SHORT PROBLEM:
Reproduce the material in full, unchanged.

Data listing:
══════════════════════════════
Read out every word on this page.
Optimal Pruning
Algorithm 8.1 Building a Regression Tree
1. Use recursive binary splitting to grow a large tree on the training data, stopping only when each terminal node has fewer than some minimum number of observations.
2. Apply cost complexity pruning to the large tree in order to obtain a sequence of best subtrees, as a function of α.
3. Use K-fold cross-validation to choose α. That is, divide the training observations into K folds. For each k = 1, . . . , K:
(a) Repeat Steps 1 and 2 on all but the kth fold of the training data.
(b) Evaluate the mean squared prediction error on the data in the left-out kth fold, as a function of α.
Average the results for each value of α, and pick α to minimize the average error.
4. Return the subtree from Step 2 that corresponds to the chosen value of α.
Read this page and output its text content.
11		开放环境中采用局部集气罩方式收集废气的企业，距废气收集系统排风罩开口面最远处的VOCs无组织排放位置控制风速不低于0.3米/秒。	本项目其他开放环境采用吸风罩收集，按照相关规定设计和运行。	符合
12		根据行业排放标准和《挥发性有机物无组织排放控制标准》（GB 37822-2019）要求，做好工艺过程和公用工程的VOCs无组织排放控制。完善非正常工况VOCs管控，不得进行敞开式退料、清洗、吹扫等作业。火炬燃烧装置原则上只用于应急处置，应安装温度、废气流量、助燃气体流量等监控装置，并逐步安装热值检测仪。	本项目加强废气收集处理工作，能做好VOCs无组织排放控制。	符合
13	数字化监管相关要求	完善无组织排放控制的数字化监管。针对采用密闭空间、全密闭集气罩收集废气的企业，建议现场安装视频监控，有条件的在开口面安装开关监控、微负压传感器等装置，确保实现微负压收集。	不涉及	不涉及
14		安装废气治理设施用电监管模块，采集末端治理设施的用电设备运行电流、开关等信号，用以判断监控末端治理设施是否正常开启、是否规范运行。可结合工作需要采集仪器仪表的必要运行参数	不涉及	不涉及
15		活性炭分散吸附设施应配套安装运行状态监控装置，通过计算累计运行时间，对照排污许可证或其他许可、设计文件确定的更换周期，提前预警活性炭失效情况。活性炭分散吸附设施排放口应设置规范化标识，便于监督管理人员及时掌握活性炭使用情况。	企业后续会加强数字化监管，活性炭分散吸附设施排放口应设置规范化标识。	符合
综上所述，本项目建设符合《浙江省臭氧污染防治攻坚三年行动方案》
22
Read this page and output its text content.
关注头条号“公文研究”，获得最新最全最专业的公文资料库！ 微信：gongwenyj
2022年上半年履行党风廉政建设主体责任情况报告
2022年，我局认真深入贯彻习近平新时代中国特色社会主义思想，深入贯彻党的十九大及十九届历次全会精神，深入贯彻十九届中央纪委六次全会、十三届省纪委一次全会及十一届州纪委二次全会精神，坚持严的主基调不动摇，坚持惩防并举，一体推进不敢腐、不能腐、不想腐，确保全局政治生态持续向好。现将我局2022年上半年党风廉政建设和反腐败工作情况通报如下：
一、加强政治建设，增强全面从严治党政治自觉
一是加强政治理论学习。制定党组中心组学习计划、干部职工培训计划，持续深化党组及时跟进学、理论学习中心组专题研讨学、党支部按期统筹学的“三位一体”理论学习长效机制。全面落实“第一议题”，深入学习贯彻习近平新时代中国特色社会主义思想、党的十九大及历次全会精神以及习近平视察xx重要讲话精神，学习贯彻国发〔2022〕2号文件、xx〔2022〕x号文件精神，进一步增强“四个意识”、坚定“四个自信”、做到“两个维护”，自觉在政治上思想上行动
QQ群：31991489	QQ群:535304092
══════════════════════════════
TASK ANSWER:
Read out every word on this page.
Optimal Pruning
Algorithm 8.1 Building a Regression Tree
1. Use recursive binary splitting to grow a large tree on the training data, stopping only when each terminal node has fewer than some minimum number of observations.
2. Apply cost complexity pruning to the large tree in order to obtain a sequence of best subtrees, as a function of α.
3. Use K-fold cross-validation to choose α. That is, divide the training observations into K folds. For each k = 1, . . . , K:
(a) Repeat Steps 1 and 2 on all but the kth fold of the training data.
(b) Evaluate the mean squared prediction error on the data in the left-out kth fold, as a function of α.
Average the results for each value of α, and pick α to minimize the average error.
4. Return the subtree from Step 2 that corresponds to the chosen value of α.
Read this page and output its text content.
11		开放环境中采用局部集气罩方式收集废气的企业，距废气收集系统排风罩开口面最远处的VOCs无组织排放位置控制风速不低于0.3米/秒。	本项目其他开放环境采用吸风罩收集，按照相关规定设计和运行。	符合
12		根据行业排放标准和《挥发性有机物无组织排放控制标准》（GB 37822-2019）要求，做好工艺过程和公用工程的VOCs无组织排放控制。完善非正常工况VOCs管控，不得进行敞开式退料、清洗、吹扫等作业。火炬燃烧装置原则上只用于应急处置，应安装温度、废气流量、助燃气体流量等监控装置，并逐步安装热值检测仪。	本项目加强废气收集处理工作，能做好VOCs无组织排放控制。	符合
13	数字化监管相关要求	完善无组织排放控制的数字化监管。针对采用密闭空间、全密闭集气罩收集废气的企业，建议现场安装视频监控，有条件的在开口面安装开关监控、微负压传感器等装置，确保实现微负压收集。	不涉及	不涉及
14		安装废气治理设施用电监管模块，采集末端治理设施的用电设备运行电流、开关等信号，用以判断监控末端治理设施是否正常开启、是否规范运行。可结合工作需要采集仪器仪表的必要运行参数	不涉及	不涉及
15		活性炭分散吸附设施应配套安装运行状态监控装置，通过计算累计运行时间，对照排污许可证或其他许可、设计文件确定的更换周期，提前预警活性炭失效情况。活性炭分散吸附设施排放口应设置规范化标识，便于监督管理人员及时掌握活性炭使用情况。	企业后续会加强数字化监管，活性炭分散吸附设施排放口应设置规范化标识。	符合
综上所述，本项目建设符合《浙江省臭氧污染防治攻坚三年行动方案》
22
Read this page and output its text content.
关注头条号“公文研究”，获得最新最全最专业的公文资料库！ 微信：gongwenyj
2022年上半年履行党风廉政建设主体责任情况报告
2022年，我局认真深入贯彻习近平新时代中国特色社会主义思想，深入贯彻党的十九大及十九届历次全会精神，深入贯彻十九届中央纪委六次全会、十三届省纪委一次全会及十一届州纪委二次全会精神，坚持严的主基调不动摇，坚持惩防并举，一体推进不敢腐、不能腐、不想腐，确保全局政治生态持续向好。现将我局2022年上半年党风廉政建设和反腐败工作情况通报如下：
一、加强政治建设，增强全面从严治党政治自觉
一是加强政治理论学习。制定党组中心组学习计划、干部职工培训计划，持续深化党组及时跟进学、理论学习中心组专题研讨学、党支部按期统筹学的“三位一体”理论学习长效机制。全面落实“第一议题”，深入学习贯彻习近平新时代中国特色社会主义思想、党的十九大及历次全会精神以及习近平视察xx重要讲话精神，学习贯彻国发〔2022〕2号文件、xx〔2022〕x号文件精神，进一步增强“四个意识”、坚定“四个自信”、做到“两个维护”，自觉在政治上思想上行动
QQ群：31991489	QQ群:535304092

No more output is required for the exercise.